Objective |
Where a line in the listing below contains the word "avec", copy that line.
____ Dataset excerpts
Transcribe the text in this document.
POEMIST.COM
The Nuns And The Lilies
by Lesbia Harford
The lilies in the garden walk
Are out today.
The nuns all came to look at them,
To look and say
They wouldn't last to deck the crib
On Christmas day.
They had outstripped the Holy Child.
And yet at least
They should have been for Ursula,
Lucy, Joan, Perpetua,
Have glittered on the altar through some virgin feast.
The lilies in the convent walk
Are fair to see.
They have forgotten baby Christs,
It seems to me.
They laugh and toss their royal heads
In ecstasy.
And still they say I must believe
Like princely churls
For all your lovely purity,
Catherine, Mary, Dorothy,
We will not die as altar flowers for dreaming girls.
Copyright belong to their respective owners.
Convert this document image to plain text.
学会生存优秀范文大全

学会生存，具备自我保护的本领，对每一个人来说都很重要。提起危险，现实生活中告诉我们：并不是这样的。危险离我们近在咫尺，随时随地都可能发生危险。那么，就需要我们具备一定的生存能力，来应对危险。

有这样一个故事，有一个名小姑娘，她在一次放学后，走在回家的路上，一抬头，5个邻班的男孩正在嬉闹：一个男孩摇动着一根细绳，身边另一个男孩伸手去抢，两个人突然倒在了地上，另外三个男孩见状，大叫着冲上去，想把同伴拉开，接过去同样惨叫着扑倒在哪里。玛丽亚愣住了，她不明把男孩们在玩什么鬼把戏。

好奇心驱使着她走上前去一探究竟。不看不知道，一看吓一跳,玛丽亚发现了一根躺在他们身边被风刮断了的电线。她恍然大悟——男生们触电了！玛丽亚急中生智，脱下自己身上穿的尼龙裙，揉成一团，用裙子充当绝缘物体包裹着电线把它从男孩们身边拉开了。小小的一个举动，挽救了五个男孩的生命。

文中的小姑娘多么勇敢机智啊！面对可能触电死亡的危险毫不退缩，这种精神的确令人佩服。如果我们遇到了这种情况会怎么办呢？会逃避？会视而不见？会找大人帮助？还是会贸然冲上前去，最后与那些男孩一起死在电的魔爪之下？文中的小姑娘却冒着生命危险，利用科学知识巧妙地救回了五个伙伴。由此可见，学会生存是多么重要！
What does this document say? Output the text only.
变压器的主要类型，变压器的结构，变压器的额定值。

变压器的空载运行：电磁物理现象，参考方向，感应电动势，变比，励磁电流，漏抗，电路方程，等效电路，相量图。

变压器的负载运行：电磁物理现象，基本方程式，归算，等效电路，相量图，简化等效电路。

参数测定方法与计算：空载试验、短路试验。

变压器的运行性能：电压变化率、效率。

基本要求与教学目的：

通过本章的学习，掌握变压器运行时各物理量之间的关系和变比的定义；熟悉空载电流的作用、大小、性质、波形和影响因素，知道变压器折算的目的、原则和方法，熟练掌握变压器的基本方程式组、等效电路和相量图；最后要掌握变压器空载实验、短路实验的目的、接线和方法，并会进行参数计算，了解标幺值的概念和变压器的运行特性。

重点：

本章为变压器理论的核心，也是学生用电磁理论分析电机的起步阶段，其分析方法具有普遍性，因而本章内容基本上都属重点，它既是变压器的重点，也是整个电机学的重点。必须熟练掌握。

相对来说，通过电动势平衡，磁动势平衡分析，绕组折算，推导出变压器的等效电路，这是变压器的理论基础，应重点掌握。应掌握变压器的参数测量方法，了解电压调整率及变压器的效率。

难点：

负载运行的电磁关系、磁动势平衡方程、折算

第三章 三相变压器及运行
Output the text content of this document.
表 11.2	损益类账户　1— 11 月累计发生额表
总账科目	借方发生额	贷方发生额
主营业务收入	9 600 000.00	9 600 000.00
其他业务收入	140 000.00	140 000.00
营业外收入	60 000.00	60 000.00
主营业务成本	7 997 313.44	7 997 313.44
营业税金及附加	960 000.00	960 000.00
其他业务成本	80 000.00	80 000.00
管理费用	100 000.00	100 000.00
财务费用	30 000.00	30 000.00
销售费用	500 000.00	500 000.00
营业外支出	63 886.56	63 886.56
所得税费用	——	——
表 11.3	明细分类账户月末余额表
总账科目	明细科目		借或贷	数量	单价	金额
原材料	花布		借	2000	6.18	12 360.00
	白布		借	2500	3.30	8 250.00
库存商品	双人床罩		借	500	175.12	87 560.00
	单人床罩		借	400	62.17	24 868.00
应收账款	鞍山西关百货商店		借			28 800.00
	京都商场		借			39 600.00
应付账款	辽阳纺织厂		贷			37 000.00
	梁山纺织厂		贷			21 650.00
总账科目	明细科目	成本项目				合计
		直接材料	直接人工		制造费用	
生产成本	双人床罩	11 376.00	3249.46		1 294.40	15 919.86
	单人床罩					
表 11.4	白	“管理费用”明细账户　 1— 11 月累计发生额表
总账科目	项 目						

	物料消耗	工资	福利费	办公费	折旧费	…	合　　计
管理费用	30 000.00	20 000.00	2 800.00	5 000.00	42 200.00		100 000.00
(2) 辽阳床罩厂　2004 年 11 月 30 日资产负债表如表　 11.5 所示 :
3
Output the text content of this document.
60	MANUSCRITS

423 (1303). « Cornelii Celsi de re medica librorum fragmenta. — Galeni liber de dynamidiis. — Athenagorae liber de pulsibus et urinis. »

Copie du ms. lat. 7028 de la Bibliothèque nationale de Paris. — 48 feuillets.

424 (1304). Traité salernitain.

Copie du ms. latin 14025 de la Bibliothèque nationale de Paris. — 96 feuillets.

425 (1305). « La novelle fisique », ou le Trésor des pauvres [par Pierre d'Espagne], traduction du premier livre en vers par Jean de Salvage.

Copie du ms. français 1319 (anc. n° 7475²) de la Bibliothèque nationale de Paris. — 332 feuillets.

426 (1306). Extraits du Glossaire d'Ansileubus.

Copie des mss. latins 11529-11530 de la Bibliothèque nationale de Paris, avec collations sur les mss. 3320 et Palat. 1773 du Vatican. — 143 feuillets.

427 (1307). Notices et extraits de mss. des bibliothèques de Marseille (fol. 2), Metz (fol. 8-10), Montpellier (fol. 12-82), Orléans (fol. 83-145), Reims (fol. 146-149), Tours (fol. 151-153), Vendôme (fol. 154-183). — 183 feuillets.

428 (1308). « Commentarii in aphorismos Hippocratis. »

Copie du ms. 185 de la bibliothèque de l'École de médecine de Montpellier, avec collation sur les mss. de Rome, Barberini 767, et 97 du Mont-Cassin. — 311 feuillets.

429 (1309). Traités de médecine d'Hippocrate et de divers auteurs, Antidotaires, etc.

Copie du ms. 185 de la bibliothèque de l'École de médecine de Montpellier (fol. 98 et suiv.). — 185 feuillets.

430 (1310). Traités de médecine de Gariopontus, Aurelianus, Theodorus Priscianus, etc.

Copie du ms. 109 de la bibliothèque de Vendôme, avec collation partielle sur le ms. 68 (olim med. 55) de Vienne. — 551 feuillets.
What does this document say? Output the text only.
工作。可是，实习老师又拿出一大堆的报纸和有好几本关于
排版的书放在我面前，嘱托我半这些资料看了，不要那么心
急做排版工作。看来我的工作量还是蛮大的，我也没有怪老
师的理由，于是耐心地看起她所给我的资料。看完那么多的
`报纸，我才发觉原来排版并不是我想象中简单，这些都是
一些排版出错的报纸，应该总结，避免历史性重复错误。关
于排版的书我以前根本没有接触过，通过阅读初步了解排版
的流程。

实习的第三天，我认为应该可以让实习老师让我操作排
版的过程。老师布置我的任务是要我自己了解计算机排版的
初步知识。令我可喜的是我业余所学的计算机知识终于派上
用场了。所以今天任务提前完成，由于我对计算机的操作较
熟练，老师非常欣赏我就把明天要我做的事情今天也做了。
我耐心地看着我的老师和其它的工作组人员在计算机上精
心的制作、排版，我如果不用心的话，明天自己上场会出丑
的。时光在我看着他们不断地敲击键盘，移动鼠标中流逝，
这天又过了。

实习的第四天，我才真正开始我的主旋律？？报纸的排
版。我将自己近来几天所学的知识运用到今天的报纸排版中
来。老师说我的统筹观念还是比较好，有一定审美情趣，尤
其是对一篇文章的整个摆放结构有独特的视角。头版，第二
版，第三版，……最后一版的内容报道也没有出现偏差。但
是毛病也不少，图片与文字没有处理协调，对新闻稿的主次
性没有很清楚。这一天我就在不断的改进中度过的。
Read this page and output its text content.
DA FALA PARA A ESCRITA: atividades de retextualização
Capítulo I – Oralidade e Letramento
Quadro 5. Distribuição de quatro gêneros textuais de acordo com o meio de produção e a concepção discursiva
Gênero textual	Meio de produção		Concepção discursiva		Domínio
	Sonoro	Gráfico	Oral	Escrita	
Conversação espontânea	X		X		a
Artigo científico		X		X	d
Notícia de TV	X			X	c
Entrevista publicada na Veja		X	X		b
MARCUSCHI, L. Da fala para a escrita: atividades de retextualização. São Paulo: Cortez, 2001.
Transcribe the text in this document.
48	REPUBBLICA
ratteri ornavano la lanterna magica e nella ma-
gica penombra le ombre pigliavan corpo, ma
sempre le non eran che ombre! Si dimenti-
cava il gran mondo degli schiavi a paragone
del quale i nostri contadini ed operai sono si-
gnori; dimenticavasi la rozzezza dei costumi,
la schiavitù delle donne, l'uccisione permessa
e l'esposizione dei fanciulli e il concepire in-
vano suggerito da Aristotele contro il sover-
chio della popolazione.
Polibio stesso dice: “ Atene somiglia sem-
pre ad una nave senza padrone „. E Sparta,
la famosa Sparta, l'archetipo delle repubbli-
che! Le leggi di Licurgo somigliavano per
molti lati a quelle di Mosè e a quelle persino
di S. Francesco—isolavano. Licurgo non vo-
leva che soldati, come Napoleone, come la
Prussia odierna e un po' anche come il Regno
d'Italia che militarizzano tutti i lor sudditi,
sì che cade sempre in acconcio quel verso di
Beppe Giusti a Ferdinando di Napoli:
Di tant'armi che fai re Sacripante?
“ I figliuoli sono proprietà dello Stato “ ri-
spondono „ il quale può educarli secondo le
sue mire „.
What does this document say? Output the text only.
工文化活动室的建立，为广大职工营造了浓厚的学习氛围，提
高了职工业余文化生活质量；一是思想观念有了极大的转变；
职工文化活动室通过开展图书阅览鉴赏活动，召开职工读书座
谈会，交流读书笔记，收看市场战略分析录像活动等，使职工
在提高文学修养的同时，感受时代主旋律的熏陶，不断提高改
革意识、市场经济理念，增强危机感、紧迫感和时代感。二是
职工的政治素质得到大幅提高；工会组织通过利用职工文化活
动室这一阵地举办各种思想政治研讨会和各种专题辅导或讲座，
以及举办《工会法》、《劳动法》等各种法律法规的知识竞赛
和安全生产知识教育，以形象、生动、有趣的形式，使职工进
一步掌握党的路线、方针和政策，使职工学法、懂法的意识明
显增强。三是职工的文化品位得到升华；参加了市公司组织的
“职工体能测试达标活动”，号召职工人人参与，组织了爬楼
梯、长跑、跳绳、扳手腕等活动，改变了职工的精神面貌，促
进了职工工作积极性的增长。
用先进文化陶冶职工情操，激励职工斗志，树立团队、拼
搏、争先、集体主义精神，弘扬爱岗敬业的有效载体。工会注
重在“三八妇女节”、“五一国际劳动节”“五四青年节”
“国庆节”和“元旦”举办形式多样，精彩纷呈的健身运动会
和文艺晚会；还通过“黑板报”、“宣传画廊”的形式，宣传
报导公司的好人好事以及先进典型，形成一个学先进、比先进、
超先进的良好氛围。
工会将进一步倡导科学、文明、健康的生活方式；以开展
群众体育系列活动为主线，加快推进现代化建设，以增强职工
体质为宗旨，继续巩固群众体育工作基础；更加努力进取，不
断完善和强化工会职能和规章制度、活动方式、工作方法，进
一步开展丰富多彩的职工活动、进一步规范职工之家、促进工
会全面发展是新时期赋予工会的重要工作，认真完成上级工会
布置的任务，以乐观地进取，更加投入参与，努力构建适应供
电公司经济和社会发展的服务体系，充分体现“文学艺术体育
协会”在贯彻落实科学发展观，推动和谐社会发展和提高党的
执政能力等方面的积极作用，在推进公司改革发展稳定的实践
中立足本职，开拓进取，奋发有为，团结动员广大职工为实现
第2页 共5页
________
Finished task |
Copie des mss. latins 11529-11530 de la Bibliothèque nationale de Paris, avec collations sur les mss. 3320 et Palat. 1773 du Vatican. — 143 feuillets.
Copie du ms. 185 de la bibliothèque de l'École de médecine de Montpellier, avec collation sur les mss. de Rome, Barberini 767, et 97 du Mont-Cassin. — 311 feuillets.
Copie du ms. 109 de la bibliothèque de Vendôme, avec collation partielle sur le ms. 68 (olim med. 55) de Vienne. — 551 feuillets.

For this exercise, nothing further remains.